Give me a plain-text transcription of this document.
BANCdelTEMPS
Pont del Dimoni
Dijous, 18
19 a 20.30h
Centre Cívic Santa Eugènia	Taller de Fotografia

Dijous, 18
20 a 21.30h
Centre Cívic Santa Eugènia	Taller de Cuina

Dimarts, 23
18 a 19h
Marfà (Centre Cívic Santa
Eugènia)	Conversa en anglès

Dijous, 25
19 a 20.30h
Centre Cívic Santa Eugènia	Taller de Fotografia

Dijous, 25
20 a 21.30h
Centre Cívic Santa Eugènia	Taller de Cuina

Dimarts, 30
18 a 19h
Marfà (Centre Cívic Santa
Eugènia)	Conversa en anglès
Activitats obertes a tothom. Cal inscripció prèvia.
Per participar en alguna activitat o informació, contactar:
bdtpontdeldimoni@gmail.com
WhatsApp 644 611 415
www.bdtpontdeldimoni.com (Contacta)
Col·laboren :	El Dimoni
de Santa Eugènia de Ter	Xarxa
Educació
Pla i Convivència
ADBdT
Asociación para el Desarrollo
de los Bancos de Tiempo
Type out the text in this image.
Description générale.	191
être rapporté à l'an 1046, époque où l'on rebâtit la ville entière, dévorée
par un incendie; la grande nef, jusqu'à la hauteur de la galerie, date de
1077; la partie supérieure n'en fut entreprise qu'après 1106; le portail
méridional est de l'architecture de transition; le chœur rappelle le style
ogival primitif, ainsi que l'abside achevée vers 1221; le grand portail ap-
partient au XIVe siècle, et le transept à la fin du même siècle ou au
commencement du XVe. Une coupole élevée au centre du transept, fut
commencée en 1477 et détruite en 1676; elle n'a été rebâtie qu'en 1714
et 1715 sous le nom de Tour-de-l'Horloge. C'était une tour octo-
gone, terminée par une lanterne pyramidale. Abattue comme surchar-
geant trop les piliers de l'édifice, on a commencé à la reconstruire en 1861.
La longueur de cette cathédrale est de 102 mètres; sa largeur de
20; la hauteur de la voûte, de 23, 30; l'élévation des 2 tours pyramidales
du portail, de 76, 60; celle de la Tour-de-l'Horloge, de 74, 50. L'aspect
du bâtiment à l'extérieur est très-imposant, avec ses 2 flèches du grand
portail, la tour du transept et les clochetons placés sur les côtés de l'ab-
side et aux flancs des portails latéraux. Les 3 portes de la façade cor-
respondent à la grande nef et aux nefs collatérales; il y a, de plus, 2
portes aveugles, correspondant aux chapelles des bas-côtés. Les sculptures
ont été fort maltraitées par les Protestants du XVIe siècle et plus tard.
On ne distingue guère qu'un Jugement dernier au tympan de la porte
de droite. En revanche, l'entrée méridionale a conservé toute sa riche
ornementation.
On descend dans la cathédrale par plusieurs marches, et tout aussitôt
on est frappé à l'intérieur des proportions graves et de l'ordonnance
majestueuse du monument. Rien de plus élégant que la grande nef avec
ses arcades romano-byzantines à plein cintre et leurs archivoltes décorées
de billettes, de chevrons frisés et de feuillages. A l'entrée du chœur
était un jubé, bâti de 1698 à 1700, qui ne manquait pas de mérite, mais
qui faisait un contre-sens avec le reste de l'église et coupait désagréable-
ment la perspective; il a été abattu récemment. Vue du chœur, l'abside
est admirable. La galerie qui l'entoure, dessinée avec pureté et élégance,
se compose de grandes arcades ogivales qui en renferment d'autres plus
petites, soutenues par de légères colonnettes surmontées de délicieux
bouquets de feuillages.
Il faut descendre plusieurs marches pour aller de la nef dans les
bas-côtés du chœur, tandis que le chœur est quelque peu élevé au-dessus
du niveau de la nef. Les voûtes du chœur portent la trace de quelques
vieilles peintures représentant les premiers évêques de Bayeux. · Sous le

§ **WHAT YOU WILL DO**
Reproduce the data in its entirety, matching each character.

§ **EXERCISE RESULT**
Give me a plain-text transcription of this document.
BANCdelTEMPS
Pont del Dimoni
Dijous, 18
19 a 20.30h
Centre Cívic Santa Eugènia	Taller de Fotografia

Dijous, 18
20 a 21.30h
Centre Cívic Santa Eugènia	Taller de Cuina

Dimarts, 23
18 a 19h
Marfà (Centre Cívic Santa
Eugènia)	Conversa en anglès

Dijous, 25
19 a 20.30h
Centre Cívic Santa Eugènia	Taller de Fotografia

Dijous, 25
20 a 21.30h
Centre Cívic Santa Eugènia	Taller de Cuina

Dimarts, 30
18 a 19h
Marfà (Centre Cívic Santa
Eugènia)	Conversa en anglès
Activitats obertes a tothom. Cal inscripció prèvia.
Per participar en alguna activitat o informació, contactar:
bdtpontdeldimoni@gmail.com
WhatsApp 644 611 415
www.bdtpontdeldimoni.com (Contacta)
Col·laboren :	El Dimoni
de Santa Eugènia de Ter	Xarxa
Educació
Pla i Convivència
ADBdT
Asociación para el Desarrollo
de los Bancos de Tiempo
Type out the text in this image.
Description générale.	191
être rapporté à l'an 1046, époque où l'on rebâtit la ville entière, dévorée
par un incendie; la grande nef, jusqu'à la hauteur de la galerie, date de
1077; la partie supérieure n'en fut entreprise qu'après 1106; le portail
méridional est de l'architecture de transition; le chœur rappelle le style
ogival primitif, ainsi que l'abside achevée vers 1221; le grand portail ap-
partient au XIVe siècle, et le transept à la fin du même siècle ou au
commencement du XVe. Une coupole élevée au centre du transept, fut
commencée en 1477 et détruite en 1676; elle n'a été rebâtie qu'en 1714
et 1715 sous le nom de Tour-de-l'Horloge. C'était une tour octo-
gone, terminée par une lanterne pyramidale. Abattue comme surchar-
geant trop les piliers de l'édifice, on a commencé à la reconstruire en 1861.
La longueur de cette cathédrale est de 102 mètres; sa largeur de
20; la hauteur de la voûte, de 23, 30; l'élévation des 2 tours pyramidales
du portail, de 76, 60; celle de la Tour-de-l'Horloge, de 74, 50. L'aspect
du bâtiment à l'extérieur est très-imposant, avec ses 2 flèches du grand
portail, la tour du transept et les clochetons placés sur les côtés de l'ab-
side et aux flancs des portails latéraux. Les 3 portes de la façade cor-
respondent à la grande nef et aux nefs collatérales; il y a, de plus, 2
portes aveugles, correspondant aux chapelles des bas-côtés. Les sculptures
ont été fort maltraitées par les Protestants du XVIe siècle et plus tard.
On ne distingue guère qu'un Jugement dernier au tympan de la porte
de droite. En revanche, l'entrée méridionale a conservé toute sa riche
ornementation.
On descend dans la cathédrale par plusieurs marches, et tout aussitôt
on est frappé à l'intérieur des proportions graves et de l'ordonnance
majestueuse du monument. Rien de plus élégant que la grande nef avec
ses arcades romano-byzantines à plein cintre et leurs archivoltes décorées
de billettes, de chevrons frisés et de feuillages. A l'entrée du chœur
était un jubé, bâti de 1698 à 1700, qui ne manquait pas de mérite, mais
qui faisait un contre-sens avec le reste de l'église et coupait désagréable-
ment la perspective; il a été abattu récemment. Vue du chœur, l'abside
est admirable. La galerie qui l'entoure, dessinée avec pureté et élégance,
se compose de grandes arcades ogivales qui en renferment d'autres plus
petites, soutenues par de légères colonnettes surmontées de délicieux
bouquets de feuillages.
Il faut descendre plusieurs marches pour aller de la nef dans les
bas-côtés du chœur, tandis que le chœur est quelque peu élevé au-dessus
du niveau de la nef. Les voûtes du chœur portent la trace de quelques
vieilles peintures représentant les premiers évêques de Bayeux. · Sous le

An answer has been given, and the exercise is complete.